--- Task to complete ---
Transcribe every entry word for word, leaving out all images.

--- Materials provided ---
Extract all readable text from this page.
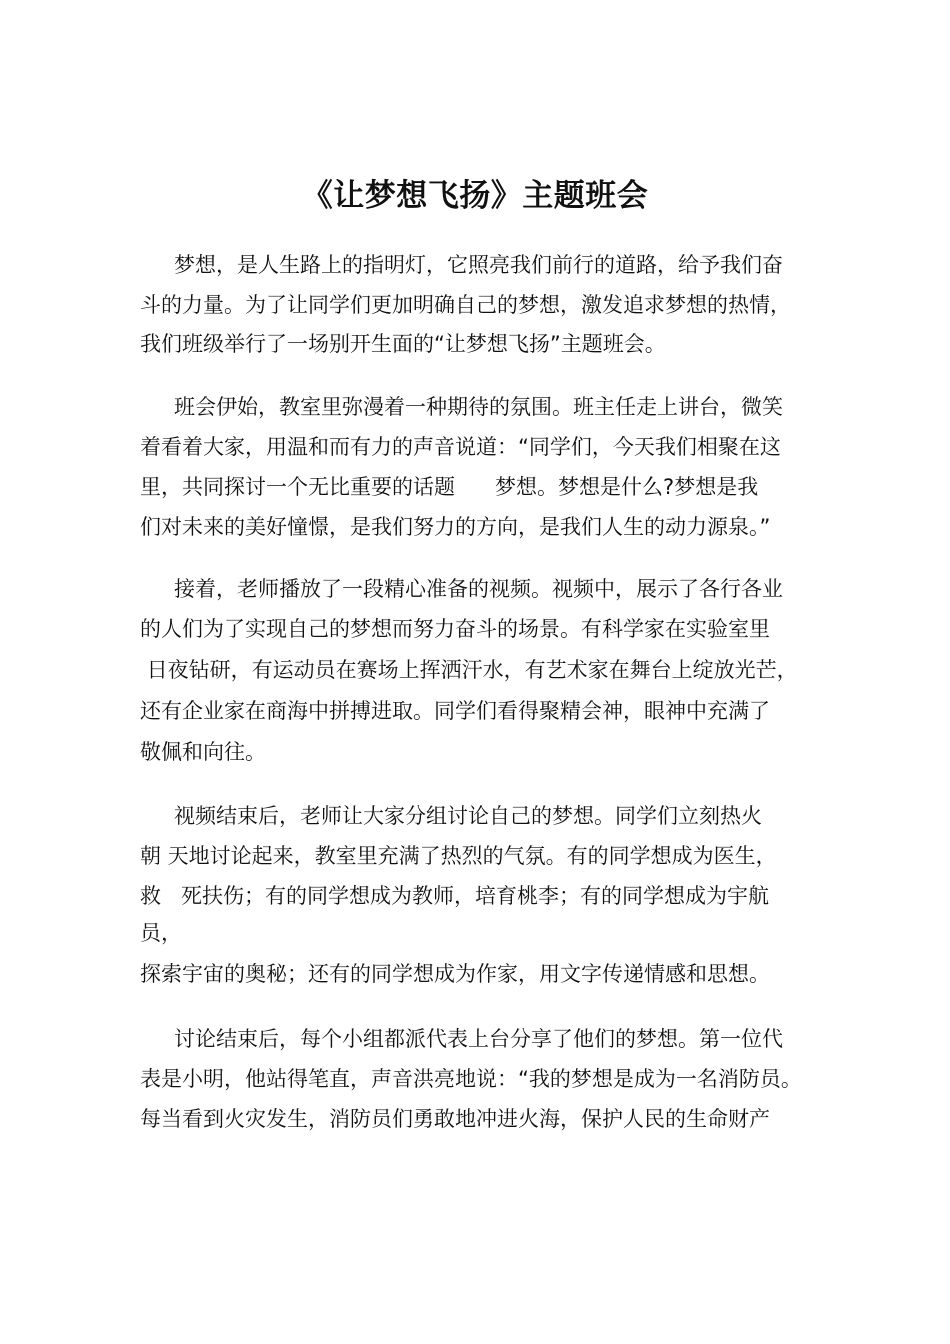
《让梦想飞扬》主题班会
梦想，是人生路上的指明灯，它照亮我们前行的道路，给予我们奋
斗的力量。为了让同学们更加明确自己的梦想，激发追求梦想的热情，
我们班级举行了一场别开生面的“让梦想飞扬”主题班会。
班会伊始，教室里弥漫着一种期待的氛围。班主任走上讲台，微笑
着看着大家，用温和而有力的声音说道：“同学们，今天我们相聚在这
里，共同探讨一个无比重要的话题      梦想。梦想是什么?梦想是我
们对未来的美好憧憬，是我们努力的方向，是我们人生的动力源泉。”
接着，老师播放了一段精心准备的视频。视频中，展示了各行各业
的人们为了实现自己的梦想而努力奋斗的场景。有科学家在实验室里
日夜钻研，有运动员在赛场上挥洒汗水，有艺术家在舞台上绽放光芒，
还有企业家在商海中拼搏进取。同学们看得聚精会神，眼神中充满了
敬佩和向往。
视频结束后，老师让大家分组讨论自己的梦想。同学们立刻热火
朝 天地讨论起来，教室里充满了热烈的气氛。有的同学想成为医生，
救   死扶伤；有的同学想成为教师，培育桃李；有的同学想成为宇航
员，
探索宇宙的奥秘；还有的同学想成为作家，用文字传递情感和思想。
讨论结束后，每个小组都派代表上台分享了他们的梦想。第一位代
表是小明，他站得笔直，声音洪亮地说：“我的梦想是成为一名消防员。
每当看到火灾发生，消防员们勇敢地冲进火海，保护人民的生命财产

--- Solution to this task ---
Extract all readable text from this page.
《让梦想飞扬》主题班会
梦想，是人生路上的指明灯，它照亮我们前行的道路，给予我们奋
斗的力量。为了让同学们更加明确自己的梦想，激发追求梦想的热情，
我们班级举行了一场别开生面的“让梦想飞扬”主题班会。
班会伊始，教室里弥漫着一种期待的氛围。班主任走上讲台，微笑
着看着大家，用温和而有力的声音说道：“同学们，今天我们相聚在这
里，共同探讨一个无比重要的话题      梦想。梦想是什么?梦想是我
们对未来的美好憧憬，是我们努力的方向，是我们人生的动力源泉。”
接着，老师播放了一段精心准备的视频。视频中，展示了各行各业
的人们为了实现自己的梦想而努力奋斗的场景。有科学家在实验室里
日夜钻研，有运动员在赛场上挥洒汗水，有艺术家在舞台上绽放光芒，
还有企业家在商海中拼搏进取。同学们看得聚精会神，眼神中充满了
敬佩和向往。
视频结束后，老师让大家分组讨论自己的梦想。同学们立刻热火
朝 天地讨论起来，教室里充满了热烈的气氛。有的同学想成为医生，
救   死扶伤；有的同学想成为教师，培育桃李；有的同学想成为宇航
员，
探索宇宙的奥秘；还有的同学想成为作家，用文字传递情感和思想。
讨论结束后，每个小组都派代表上台分享了他们的梦想。第一位代
表是小明，他站得笔直，声音洪亮地说：“我的梦想是成为一名消防员。
每当看到火灾发生，消防员们勇敢地冲进火海，保护人民的生命财产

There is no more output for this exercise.